Stated exercise
Could you copy out, word for word, the lines between the one holding "498, 603, 518]" and the one holding "What elements are", inclusive?
--*--
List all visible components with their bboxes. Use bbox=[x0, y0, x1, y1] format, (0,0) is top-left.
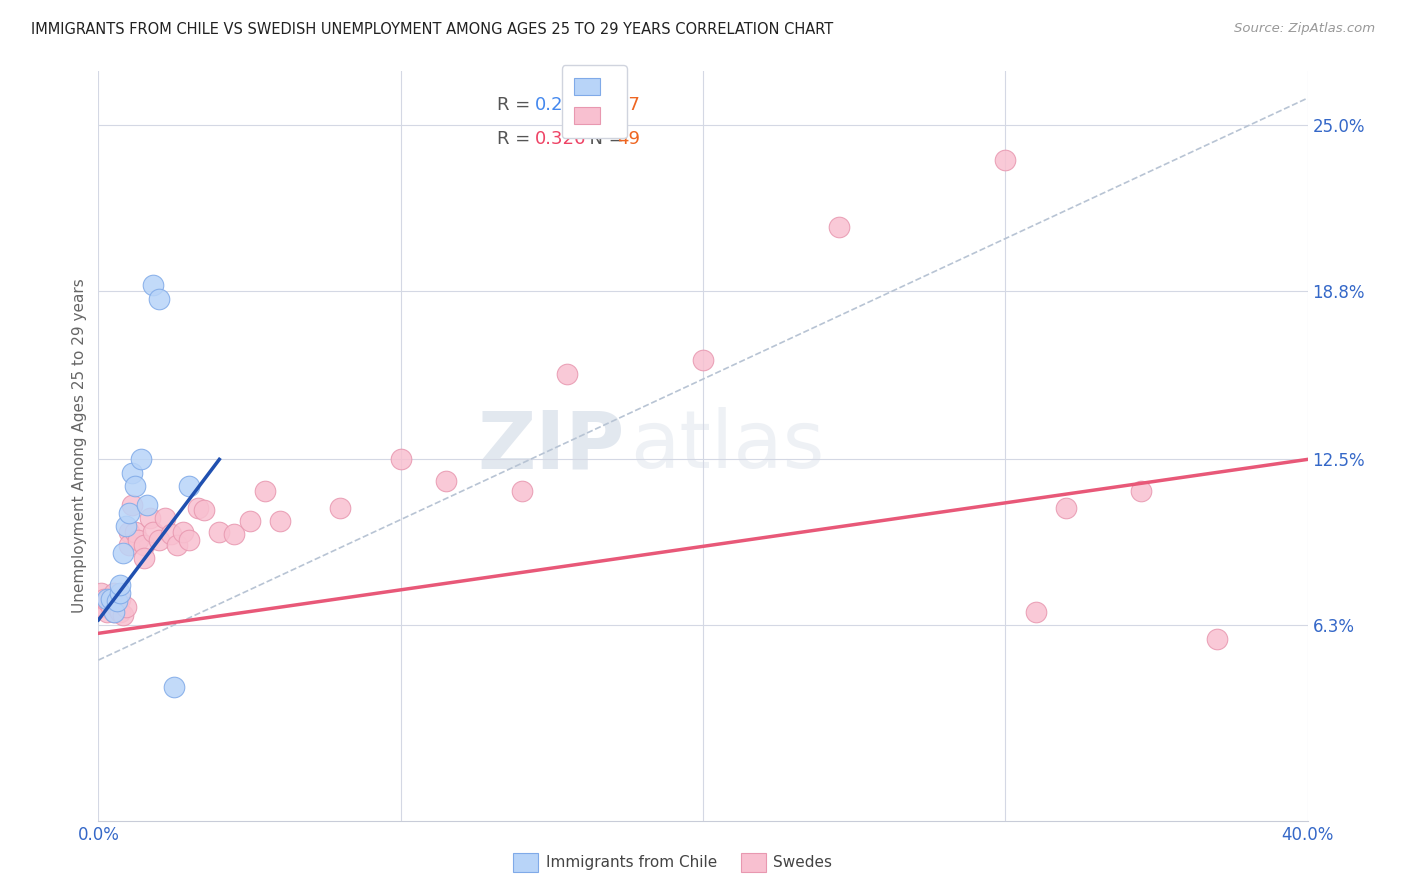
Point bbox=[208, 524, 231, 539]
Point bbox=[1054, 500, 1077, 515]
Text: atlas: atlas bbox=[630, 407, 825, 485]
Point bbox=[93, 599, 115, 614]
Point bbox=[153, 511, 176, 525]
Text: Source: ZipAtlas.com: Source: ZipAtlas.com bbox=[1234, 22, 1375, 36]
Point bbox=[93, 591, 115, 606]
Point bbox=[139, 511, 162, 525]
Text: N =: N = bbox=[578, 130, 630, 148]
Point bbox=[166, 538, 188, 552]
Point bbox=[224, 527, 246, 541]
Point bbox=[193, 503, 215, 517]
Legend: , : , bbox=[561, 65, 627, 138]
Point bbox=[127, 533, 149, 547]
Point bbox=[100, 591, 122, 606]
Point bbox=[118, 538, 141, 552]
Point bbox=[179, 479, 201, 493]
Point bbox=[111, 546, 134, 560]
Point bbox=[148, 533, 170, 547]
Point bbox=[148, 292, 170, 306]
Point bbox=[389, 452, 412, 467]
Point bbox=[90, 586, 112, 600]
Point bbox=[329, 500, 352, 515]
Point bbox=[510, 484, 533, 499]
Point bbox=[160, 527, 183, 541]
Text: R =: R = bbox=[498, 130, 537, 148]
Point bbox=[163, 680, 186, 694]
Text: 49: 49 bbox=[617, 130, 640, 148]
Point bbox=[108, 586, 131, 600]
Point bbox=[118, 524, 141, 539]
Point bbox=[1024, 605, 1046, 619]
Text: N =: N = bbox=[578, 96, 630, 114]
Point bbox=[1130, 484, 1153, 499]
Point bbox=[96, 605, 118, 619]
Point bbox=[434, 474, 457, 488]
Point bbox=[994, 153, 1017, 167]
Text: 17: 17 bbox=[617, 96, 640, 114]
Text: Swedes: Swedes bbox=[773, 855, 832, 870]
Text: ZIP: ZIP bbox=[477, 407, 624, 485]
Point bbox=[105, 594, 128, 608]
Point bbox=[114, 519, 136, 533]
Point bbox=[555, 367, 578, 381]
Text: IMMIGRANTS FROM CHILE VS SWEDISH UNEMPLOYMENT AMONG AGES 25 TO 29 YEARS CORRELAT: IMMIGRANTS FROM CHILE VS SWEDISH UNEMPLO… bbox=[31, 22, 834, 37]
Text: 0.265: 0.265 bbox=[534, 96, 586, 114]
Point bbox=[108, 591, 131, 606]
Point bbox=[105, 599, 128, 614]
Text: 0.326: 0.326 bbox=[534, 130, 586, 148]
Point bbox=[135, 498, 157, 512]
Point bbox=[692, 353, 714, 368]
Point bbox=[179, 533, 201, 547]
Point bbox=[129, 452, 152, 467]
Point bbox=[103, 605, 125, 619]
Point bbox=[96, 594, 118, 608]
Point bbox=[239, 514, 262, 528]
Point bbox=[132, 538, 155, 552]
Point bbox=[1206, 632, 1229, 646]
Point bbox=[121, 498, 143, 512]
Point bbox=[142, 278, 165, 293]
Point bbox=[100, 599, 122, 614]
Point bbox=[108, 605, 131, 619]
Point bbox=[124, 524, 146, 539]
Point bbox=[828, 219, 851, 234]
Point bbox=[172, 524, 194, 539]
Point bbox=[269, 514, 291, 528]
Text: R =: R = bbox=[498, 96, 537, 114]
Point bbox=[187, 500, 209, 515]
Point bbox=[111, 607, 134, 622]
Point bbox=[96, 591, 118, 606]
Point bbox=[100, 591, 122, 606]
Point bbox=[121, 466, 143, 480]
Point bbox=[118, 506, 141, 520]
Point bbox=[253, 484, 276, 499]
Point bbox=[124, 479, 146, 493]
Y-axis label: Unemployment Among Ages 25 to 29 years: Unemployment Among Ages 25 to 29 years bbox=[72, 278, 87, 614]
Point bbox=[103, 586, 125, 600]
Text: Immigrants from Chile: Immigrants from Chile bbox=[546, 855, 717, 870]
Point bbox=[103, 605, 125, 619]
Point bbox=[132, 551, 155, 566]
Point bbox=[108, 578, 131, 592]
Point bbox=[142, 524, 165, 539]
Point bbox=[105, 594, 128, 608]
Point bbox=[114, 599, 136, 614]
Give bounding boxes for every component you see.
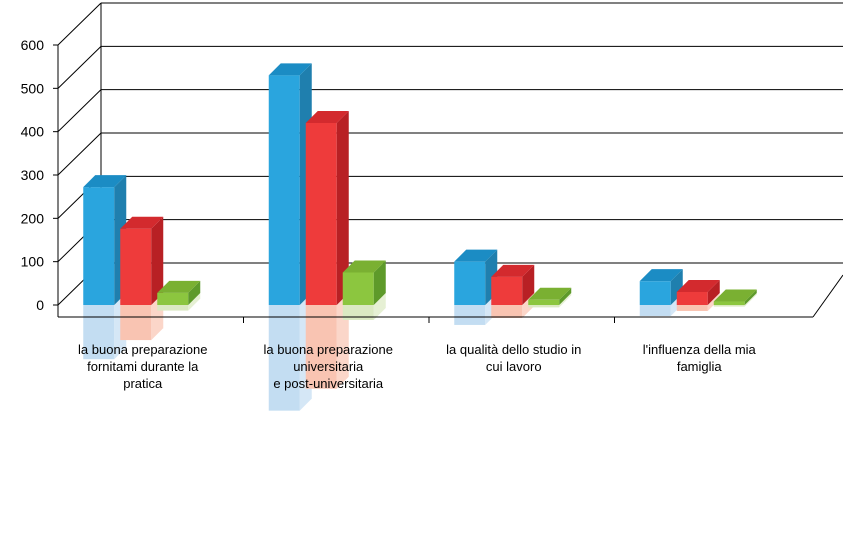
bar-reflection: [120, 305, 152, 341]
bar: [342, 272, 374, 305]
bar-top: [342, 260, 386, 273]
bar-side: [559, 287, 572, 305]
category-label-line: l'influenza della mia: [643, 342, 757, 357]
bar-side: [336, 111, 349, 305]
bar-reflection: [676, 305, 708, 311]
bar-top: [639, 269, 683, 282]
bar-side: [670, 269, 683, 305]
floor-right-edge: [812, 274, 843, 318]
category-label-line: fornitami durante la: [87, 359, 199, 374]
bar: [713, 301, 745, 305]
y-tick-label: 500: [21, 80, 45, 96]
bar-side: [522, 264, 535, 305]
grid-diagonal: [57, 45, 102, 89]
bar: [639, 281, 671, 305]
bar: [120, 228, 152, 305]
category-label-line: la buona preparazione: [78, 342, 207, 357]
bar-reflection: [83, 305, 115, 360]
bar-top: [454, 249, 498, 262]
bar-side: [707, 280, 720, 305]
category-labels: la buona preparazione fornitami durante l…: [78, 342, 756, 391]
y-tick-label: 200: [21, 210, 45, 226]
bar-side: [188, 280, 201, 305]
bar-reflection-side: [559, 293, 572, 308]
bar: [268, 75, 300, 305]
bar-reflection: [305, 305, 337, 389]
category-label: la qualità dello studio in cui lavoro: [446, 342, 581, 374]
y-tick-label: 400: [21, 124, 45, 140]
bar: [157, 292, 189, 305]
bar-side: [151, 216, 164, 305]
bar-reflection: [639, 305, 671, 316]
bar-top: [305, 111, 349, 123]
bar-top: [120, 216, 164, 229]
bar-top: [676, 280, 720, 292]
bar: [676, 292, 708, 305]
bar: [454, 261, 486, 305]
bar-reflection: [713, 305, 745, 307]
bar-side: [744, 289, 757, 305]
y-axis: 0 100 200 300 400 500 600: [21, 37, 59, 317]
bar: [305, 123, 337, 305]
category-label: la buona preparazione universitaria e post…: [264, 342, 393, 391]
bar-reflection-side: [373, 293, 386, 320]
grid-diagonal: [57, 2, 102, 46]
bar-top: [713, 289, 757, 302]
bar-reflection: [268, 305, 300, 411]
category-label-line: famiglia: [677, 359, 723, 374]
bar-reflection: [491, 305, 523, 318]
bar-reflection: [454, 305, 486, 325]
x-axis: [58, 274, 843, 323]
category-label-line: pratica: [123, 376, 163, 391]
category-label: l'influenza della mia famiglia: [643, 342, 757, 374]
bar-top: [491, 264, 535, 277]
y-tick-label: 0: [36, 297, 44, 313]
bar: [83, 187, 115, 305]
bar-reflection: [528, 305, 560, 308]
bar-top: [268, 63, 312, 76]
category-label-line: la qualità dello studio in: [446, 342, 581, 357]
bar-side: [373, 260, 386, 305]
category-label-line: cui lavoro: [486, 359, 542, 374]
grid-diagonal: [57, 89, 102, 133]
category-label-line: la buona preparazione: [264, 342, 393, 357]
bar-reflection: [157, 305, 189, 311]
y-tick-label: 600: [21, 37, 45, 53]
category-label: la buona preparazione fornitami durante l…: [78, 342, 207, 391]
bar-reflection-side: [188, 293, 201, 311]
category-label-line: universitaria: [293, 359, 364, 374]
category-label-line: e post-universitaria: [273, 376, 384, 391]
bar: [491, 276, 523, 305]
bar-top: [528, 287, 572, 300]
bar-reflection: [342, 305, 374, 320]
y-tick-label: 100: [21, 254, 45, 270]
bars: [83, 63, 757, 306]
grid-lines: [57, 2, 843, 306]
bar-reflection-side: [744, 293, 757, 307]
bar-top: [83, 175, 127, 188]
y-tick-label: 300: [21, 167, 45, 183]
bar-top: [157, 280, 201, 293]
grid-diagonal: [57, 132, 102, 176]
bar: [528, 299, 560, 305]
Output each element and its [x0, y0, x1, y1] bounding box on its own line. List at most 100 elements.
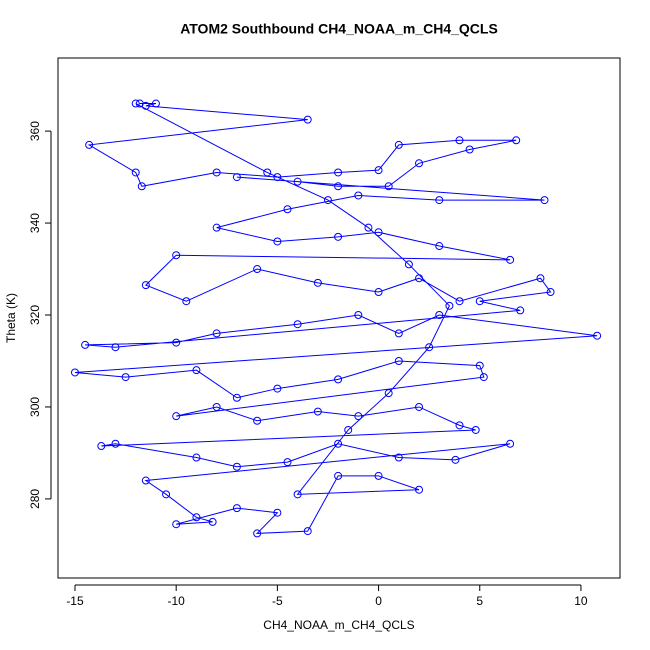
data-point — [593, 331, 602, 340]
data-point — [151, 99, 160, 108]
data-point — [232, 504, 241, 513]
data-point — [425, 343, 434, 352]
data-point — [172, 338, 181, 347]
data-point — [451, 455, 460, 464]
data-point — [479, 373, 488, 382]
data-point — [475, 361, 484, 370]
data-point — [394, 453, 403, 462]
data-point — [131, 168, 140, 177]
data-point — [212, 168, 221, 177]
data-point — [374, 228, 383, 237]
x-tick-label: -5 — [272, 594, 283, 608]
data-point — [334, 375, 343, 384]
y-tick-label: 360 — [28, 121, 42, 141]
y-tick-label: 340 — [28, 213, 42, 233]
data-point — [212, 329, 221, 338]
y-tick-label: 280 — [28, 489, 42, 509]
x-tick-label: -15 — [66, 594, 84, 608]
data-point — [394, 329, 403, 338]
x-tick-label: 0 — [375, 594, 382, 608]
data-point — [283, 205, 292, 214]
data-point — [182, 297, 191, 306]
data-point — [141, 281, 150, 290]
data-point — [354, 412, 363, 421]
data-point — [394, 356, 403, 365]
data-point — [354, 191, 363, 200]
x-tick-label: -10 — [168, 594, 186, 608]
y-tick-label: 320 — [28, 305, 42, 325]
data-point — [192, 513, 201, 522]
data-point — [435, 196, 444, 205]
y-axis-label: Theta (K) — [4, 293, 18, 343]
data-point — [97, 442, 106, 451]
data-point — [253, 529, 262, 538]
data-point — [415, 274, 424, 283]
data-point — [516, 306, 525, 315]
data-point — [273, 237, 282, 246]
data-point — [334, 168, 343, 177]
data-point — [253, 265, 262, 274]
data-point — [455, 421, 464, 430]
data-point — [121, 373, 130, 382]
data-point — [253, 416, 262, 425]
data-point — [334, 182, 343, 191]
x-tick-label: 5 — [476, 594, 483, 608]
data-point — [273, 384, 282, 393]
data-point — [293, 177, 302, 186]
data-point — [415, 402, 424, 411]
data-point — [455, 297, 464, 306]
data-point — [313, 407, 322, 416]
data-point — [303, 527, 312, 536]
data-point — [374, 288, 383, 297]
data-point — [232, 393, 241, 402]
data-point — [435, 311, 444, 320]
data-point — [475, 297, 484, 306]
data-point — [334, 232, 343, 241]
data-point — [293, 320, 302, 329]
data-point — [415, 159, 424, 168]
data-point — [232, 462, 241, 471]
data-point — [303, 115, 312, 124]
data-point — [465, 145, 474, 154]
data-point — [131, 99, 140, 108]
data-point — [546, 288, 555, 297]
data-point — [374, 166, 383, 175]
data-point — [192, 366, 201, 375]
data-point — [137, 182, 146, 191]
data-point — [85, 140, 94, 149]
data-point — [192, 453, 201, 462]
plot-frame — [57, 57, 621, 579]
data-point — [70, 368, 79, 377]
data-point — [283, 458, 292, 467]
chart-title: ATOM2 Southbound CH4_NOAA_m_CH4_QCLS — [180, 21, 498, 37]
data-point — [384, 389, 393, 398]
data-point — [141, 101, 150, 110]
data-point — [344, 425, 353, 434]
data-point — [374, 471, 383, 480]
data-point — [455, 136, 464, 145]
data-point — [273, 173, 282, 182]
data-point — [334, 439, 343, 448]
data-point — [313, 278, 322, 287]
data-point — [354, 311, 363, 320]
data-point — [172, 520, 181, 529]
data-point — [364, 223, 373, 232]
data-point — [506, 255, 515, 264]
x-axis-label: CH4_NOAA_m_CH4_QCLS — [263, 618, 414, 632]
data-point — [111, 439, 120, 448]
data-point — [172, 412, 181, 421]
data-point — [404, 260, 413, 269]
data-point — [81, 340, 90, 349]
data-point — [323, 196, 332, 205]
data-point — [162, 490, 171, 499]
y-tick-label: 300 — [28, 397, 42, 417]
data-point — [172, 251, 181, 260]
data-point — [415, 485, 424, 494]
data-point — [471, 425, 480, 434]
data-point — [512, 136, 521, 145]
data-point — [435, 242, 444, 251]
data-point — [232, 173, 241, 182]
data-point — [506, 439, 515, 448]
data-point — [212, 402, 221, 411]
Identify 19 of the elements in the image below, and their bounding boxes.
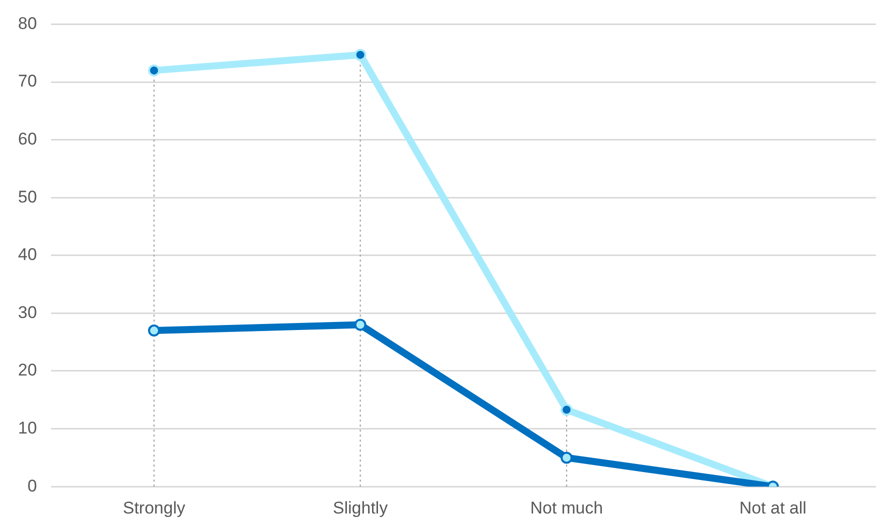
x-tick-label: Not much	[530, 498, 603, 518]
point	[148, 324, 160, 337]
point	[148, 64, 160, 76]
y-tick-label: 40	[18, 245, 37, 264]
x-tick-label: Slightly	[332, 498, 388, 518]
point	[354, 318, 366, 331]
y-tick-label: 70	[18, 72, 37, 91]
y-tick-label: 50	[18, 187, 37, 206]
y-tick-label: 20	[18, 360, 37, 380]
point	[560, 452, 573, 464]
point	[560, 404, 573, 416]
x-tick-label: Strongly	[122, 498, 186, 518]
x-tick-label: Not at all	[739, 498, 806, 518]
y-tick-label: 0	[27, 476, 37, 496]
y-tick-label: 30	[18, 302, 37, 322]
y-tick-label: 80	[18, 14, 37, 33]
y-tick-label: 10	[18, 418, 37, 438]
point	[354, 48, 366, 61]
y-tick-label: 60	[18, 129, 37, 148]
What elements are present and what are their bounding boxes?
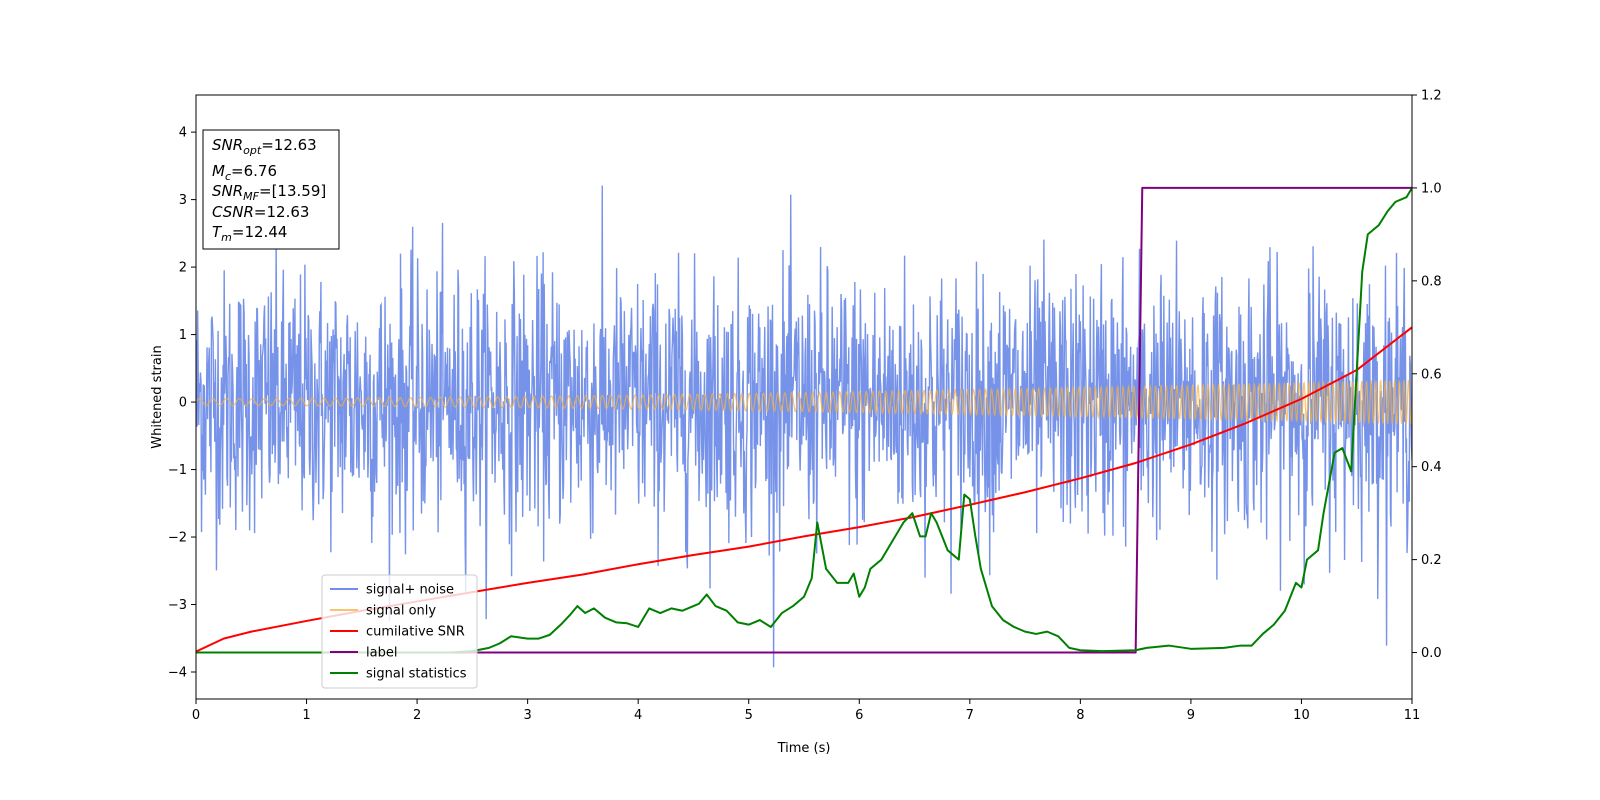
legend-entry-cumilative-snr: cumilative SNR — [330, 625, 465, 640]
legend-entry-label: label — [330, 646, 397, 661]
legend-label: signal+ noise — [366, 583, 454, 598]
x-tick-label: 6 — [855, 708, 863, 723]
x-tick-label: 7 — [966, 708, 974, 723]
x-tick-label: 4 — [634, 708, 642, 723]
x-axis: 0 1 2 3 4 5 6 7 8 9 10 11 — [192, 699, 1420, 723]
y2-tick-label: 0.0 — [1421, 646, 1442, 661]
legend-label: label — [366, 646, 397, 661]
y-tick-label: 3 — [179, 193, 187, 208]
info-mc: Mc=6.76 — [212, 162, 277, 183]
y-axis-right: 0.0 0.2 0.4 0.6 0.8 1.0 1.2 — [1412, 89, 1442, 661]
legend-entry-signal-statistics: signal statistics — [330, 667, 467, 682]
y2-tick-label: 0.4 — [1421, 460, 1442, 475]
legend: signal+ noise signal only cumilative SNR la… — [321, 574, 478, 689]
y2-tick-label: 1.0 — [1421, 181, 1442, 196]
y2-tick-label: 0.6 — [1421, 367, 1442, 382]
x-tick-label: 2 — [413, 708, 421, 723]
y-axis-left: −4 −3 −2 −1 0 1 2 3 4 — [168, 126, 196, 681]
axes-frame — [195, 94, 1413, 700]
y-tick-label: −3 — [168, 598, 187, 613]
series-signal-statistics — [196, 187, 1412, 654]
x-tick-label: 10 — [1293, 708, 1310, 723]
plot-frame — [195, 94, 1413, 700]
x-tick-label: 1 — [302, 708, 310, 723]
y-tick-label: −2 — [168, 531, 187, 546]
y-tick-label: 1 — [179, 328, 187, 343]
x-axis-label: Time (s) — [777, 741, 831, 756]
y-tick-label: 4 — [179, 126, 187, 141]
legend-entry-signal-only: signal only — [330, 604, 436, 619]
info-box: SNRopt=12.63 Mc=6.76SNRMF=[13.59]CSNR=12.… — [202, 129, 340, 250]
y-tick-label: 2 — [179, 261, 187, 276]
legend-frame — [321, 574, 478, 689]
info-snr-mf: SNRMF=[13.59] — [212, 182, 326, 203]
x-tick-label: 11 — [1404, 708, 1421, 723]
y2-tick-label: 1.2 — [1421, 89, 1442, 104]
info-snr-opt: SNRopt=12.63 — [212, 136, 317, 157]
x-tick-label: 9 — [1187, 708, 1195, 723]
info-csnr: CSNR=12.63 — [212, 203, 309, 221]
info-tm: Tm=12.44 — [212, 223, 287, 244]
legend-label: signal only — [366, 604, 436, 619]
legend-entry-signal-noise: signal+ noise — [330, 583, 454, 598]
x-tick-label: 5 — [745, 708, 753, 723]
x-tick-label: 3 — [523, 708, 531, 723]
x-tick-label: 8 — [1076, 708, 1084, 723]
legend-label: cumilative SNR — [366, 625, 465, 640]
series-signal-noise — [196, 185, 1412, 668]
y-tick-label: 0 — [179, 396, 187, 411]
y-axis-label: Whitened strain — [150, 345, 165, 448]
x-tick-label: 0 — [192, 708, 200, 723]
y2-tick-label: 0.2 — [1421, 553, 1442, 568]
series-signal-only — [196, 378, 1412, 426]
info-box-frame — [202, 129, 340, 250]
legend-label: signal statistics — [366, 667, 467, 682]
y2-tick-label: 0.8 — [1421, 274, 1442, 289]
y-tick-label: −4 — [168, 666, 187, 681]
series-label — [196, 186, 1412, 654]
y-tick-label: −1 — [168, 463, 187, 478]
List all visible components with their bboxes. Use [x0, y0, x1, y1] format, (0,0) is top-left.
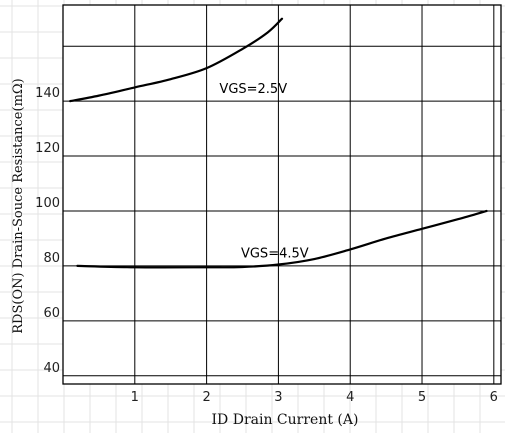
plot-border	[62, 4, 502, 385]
--*--
Task answer
x-tick-label: Not much	[530, 498, 603, 518]
point	[148, 324, 160, 337]
point	[148, 64, 160, 76]
y-tick-label: 40	[18, 245, 37, 264]
x-tick-label: Slightly	[332, 498, 388, 518]
point	[354, 318, 366, 331]
y-tick-label: 70	[18, 72, 37, 91]
y-tick-label: 50	[18, 187, 37, 206]
y-tick-label: 20	[18, 360, 37, 380]
point	[560, 452, 573, 464]
point	[560, 404, 573, 416]
x-tick-label: Strongly	[122, 498, 186, 518]
x-tick-label: Not at all	[739, 498, 806, 518]
y-tick-label: 0	[27, 476, 37, 496]
y-tick-label: 30	[18, 302, 37, 322]
y-tick-label: 80	[18, 14, 37, 33]
y-tick-label: 10	[18, 418, 37, 438]
point	[354, 48, 366, 61]
y-tick-label: 60	[18, 129, 37, 148]
What elements are present and what are their bounding boxes?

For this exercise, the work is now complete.